Work required: Reproduce the full listing that appears beneath this instruction exactly.

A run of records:
# # # #

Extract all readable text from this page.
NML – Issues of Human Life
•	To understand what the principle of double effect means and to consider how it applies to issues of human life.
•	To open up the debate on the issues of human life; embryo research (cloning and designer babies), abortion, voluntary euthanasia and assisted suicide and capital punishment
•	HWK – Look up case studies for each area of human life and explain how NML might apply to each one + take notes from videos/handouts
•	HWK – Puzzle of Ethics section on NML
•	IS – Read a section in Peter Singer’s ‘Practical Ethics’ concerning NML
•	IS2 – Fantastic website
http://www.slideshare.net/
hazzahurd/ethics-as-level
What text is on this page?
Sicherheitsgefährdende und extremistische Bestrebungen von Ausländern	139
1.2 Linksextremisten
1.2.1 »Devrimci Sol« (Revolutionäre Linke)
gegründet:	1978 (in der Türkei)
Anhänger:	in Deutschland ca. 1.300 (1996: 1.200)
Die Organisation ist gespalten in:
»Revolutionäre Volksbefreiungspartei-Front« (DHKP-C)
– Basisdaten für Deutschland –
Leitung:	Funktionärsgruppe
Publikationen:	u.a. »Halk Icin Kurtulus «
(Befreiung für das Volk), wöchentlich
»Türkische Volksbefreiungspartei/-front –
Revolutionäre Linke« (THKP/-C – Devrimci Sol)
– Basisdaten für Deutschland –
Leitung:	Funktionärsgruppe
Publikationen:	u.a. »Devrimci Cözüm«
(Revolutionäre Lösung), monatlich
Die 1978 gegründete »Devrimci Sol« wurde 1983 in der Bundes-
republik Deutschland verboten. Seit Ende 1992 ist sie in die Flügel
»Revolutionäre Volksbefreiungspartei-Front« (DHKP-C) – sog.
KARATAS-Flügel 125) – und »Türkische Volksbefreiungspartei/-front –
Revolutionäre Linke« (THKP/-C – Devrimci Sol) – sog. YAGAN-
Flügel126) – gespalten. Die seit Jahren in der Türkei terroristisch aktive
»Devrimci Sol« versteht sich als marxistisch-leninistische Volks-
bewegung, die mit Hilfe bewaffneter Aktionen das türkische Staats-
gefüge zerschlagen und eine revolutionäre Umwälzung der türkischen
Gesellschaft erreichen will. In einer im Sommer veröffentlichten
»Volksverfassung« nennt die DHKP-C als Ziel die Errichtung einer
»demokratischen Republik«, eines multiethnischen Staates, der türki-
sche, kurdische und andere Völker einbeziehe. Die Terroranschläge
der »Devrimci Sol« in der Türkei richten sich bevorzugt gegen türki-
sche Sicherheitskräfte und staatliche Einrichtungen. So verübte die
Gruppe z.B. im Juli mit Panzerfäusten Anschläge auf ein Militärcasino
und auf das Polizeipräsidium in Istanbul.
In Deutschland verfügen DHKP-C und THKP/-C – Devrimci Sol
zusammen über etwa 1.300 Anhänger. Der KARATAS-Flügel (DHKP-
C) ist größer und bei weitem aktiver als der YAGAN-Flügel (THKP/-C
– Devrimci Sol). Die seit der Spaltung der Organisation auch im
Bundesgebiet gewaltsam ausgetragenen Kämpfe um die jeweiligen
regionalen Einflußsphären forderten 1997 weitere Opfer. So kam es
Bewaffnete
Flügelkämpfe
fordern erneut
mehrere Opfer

# # # #

Result below:
Extract all readable text from this page.
NML – Issues of Human Life
•	To understand what the principle of double effect means and to consider how it applies to issues of human life.
•	To open up the debate on the issues of human life; embryo research (cloning and designer babies), abortion, voluntary euthanasia and assisted suicide and capital punishment
•	HWK – Look up case studies for each area of human life and explain how NML might apply to each one + take notes from videos/handouts
•	HWK – Puzzle of Ethics section on NML
•	IS – Read a section in Peter Singer’s ‘Practical Ethics’ concerning NML
•	IS2 – Fantastic website
http://www.slideshare.net/
hazzahurd/ethics-as-level
What text is on this page?
Sicherheitsgefährdende und extremistische Bestrebungen von Ausländern	139
1.2 Linksextremisten
1.2.1 »Devrimci Sol« (Revolutionäre Linke)
gegründet:	1978 (in der Türkei)
Anhänger:	in Deutschland ca. 1.300 (1996: 1.200)
Die Organisation ist gespalten in:
»Revolutionäre Volksbefreiungspartei-Front« (DHKP-C)
– Basisdaten für Deutschland –
Leitung:	Funktionärsgruppe
Publikationen:	u.a. »Halk Icin Kurtulus «
(Befreiung für das Volk), wöchentlich
»Türkische Volksbefreiungspartei/-front –
Revolutionäre Linke« (THKP/-C – Devrimci Sol)
– Basisdaten für Deutschland –
Leitung:	Funktionärsgruppe
Publikationen:	u.a. »Devrimci Cözüm«
(Revolutionäre Lösung), monatlich
Die 1978 gegründete »Devrimci Sol« wurde 1983 in der Bundes-
republik Deutschland verboten. Seit Ende 1992 ist sie in die Flügel
»Revolutionäre Volksbefreiungspartei-Front« (DHKP-C) – sog.
KARATAS-Flügel 125) – und »Türkische Volksbefreiungspartei/-front –
Revolutionäre Linke« (THKP/-C – Devrimci Sol) – sog. YAGAN-
Flügel126) – gespalten. Die seit Jahren in der Türkei terroristisch aktive
»Devrimci Sol« versteht sich als marxistisch-leninistische Volks-
bewegung, die mit Hilfe bewaffneter Aktionen das türkische Staats-
gefüge zerschlagen und eine revolutionäre Umwälzung der türkischen
Gesellschaft erreichen will. In einer im Sommer veröffentlichten
»Volksverfassung« nennt die DHKP-C als Ziel die Errichtung einer
»demokratischen Republik«, eines multiethnischen Staates, der türki-
sche, kurdische und andere Völker einbeziehe. Die Terroranschläge
der »Devrimci Sol« in der Türkei richten sich bevorzugt gegen türki-
sche Sicherheitskräfte und staatliche Einrichtungen. So verübte die
Gruppe z.B. im Juli mit Panzerfäusten Anschläge auf ein Militärcasino
und auf das Polizeipräsidium in Istanbul.
In Deutschland verfügen DHKP-C und THKP/-C – Devrimci Sol
zusammen über etwa 1.300 Anhänger. Der KARATAS-Flügel (DHKP-
C) ist größer und bei weitem aktiver als der YAGAN-Flügel (THKP/-C
– Devrimci Sol). Die seit der Spaltung der Organisation auch im
Bundesgebiet gewaltsam ausgetragenen Kämpfe um die jeweiligen
regionalen Einflußsphären forderten 1997 weitere Opfer. So kam es
Bewaffnete
Flügelkämpfe
fordern erneut
mehrere Opfer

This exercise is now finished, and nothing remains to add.